• TO BE DONE
Leave out the pictures and transcribe everything else exactly.

Data entries:
⁂
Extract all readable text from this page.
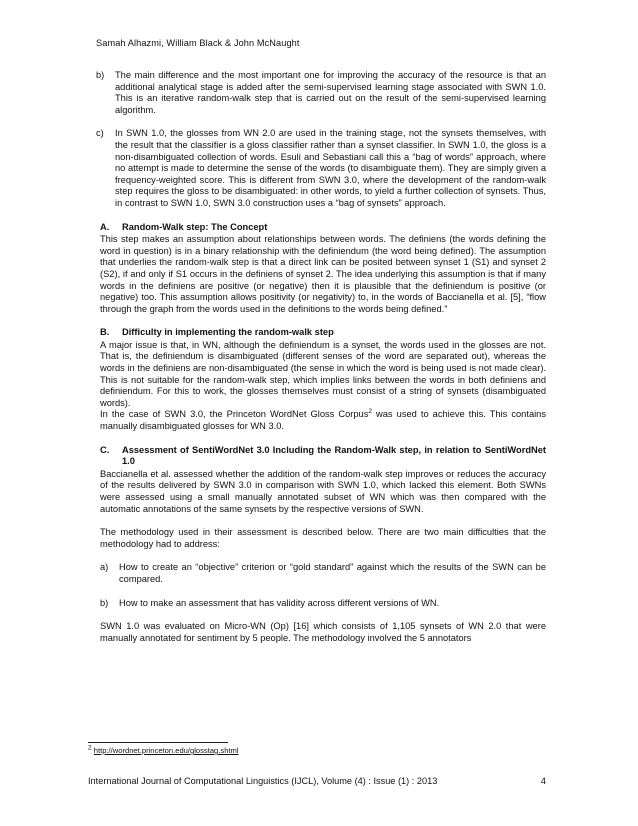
Samah Alhazmi, William Black & John McNaught
b)	The main difference and the most important one for improving the accuracy of the resource is that an additional analytical stage is added after the semi-supervised learning stage associated with SWN 1.0. This is an iterative random-walk step that is carried out on the result of the semi-supervised learning algorithm.
c)	In SWN 1.0, the glosses from WN 2.0 are used in the training stage, not the synsets themselves, with the result that the classifier is a gloss classifier rather than a synset classifier. In SWN 1.0, the gloss is a non-disambiguated collection of words. Esuli and Sebastiani call this a “bag of words” approach, where no attempt is made to determine the sense of the words (to disambiguate them). They are simply given a frequency-weighted score. This is different from SWN 3.0, where the development of the random-walk step requires the gloss to be disambiguated: in other words, to yield a further collection of synsets. Thus, in contrast to SWN 1.0, SWN 3.0 construction uses a “bag of synsets” approach.
A.	Random-Walk step: The Concept
This step makes an assumption about relationships between words. The definiens (the words defining the word in question) is in a binary relationship with the definiendum (the word being defined). The assumption that underlies the random-walk step is that a direct link can be posited between synset 1 (S1) and synset 2 (S2), if and only if S1 occurs in the definiens of synset 2. The idea underlying this assumption is that if many words in the definiens are positive (or negative) then it is plausible that the definiendum is positive (or negative) too. This assumption allows positivity (or negativity) to, in the words of Baccianella et al. [5], “flow through the graph from the words used in the definitions to the words being defined.”
B.	Difficulty in implementing the random-walk step
A major issue is that, in WN, although the definiendum is a synset, the words used in the glosses are not. That is, the definiendum is disambiguated (different senses of the word are separated out), whereas the words in the definiens are non-disambiguated (the sense in which the word is being used is not made clear). This is not suitable for the random-walk step, which implies links between the words in both definiens and definiendum. For this to work, the glosses themselves must consist of a string of synsets (disambiguated words).
In the case of SWN 3.0, the Princeton WordNet Gloss Corpus$^2$ was used to achieve this. This contains manually disambiguated glosses for WN 3.0.
C.	Assessment of SentiWordNet 3.0 Including the Random-Walk step, in relation to SentiWordNet 1.0
Baccianella et al. assessed whether the addition of the random-walk step improves or reduces the accuracy of the results delivered by SWN 3.0 in comparison with SWN 1.0, which lacked this element. Both SWNs were assessed using a small manually annotated subset of WN which was then compared with the automatic annotations of the same synsets by the respective versions of SWN.
The methodology used in their assessment is described below. There are two main difficulties that the methodology had to address:
a)	How to create an “objective” criterion or “gold standard” against which the results of the SWN can be compared.
b)	How to make an assessment that has validity across different versions of WN.
SWN 1.0 was evaluated on Micro-WN (Op) [16] which consists of 1,105 synsets of WN 2.0 that were manually annotated for sentiment by 5 people. The methodology involved the 5 annotators
$^2$ http://wordnet.princeton.edu/glosstag.shtml
International Journal of Computational Linguistics (IJCL), Volume (4) : Issue (1) : 2013	4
⁂
• OUTPUT FOR THIS TASK
Extract all readable text from this page.
Samah Alhazmi, William Black & John McNaught
b)	The main difference and the most important one for improving the accuracy of the resource is that an additional analytical stage is added after the semi-supervised learning stage associated with SWN 1.0. This is an iterative random-walk step that is carried out on the result of the semi-supervised learning algorithm.
c)	In SWN 1.0, the glosses from WN 2.0 are used in the training stage, not the synsets themselves, with the result that the classifier is a gloss classifier rather than a synset classifier. In SWN 1.0, the gloss is a non-disambiguated collection of words. Esuli and Sebastiani call this a “bag of words” approach, where no attempt is made to determine the sense of the words (to disambiguate them). They are simply given a frequency-weighted score. This is different from SWN 3.0, where the development of the random-walk step requires the gloss to be disambiguated: in other words, to yield a further collection of synsets. Thus, in contrast to SWN 1.0, SWN 3.0 construction uses a “bag of synsets” approach.
A.	Random-Walk step: The Concept
This step makes an assumption about relationships between words. The definiens (the words defining the word in question) is in a binary relationship with the definiendum (the word being defined). The assumption that underlies the random-walk step is that a direct link can be posited between synset 1 (S1) and synset 2 (S2), if and only if S1 occurs in the definiens of synset 2. The idea underlying this assumption is that if many words in the definiens are positive (or negative) then it is plausible that the definiendum is positive (or negative) too. This assumption allows positivity (or negativity) to, in the words of Baccianella et al. [5], “flow through the graph from the words used in the definitions to the words being defined.”
B.	Difficulty in implementing the random-walk step
A major issue is that, in WN, although the definiendum is a synset, the words used in the glosses are not. That is, the definiendum is disambiguated (different senses of the word are separated out), whereas the words in the definiens are non-disambiguated (the sense in which the word is being used is not made clear). This is not suitable for the random-walk step, which implies links between the words in both definiens and definiendum. For this to work, the glosses themselves must consist of a string of synsets (disambiguated words).
In the case of SWN 3.0, the Princeton WordNet Gloss Corpus$^2$ was used to achieve this. This contains manually disambiguated glosses for WN 3.0.
C.	Assessment of SentiWordNet 3.0 Including the Random-Walk step, in relation to SentiWordNet 1.0
Baccianella et al. assessed whether the addition of the random-walk step improves or reduces the accuracy of the results delivered by SWN 3.0 in comparison with SWN 1.0, which lacked this element. Both SWNs were assessed using a small manually annotated subset of WN which was then compared with the automatic annotations of the same synsets by the respective versions of SWN.
The methodology used in their assessment is described below. There are two main difficulties that the methodology had to address:
a)	How to create an “objective” criterion or “gold standard” against which the results of the SWN can be compared.
b)	How to make an assessment that has validity across different versions of WN.
SWN 1.0 was evaluated on Micro-WN (Op) [16] which consists of 1,105 synsets of WN 2.0 that were manually annotated for sentiment by 5 people. The methodology involved the 5 annotators
$^2$ http://wordnet.princeton.edu/glosstag.shtml
International Journal of Computational Linguistics (IJCL), Volume (4) : Issue (1) : 2013	4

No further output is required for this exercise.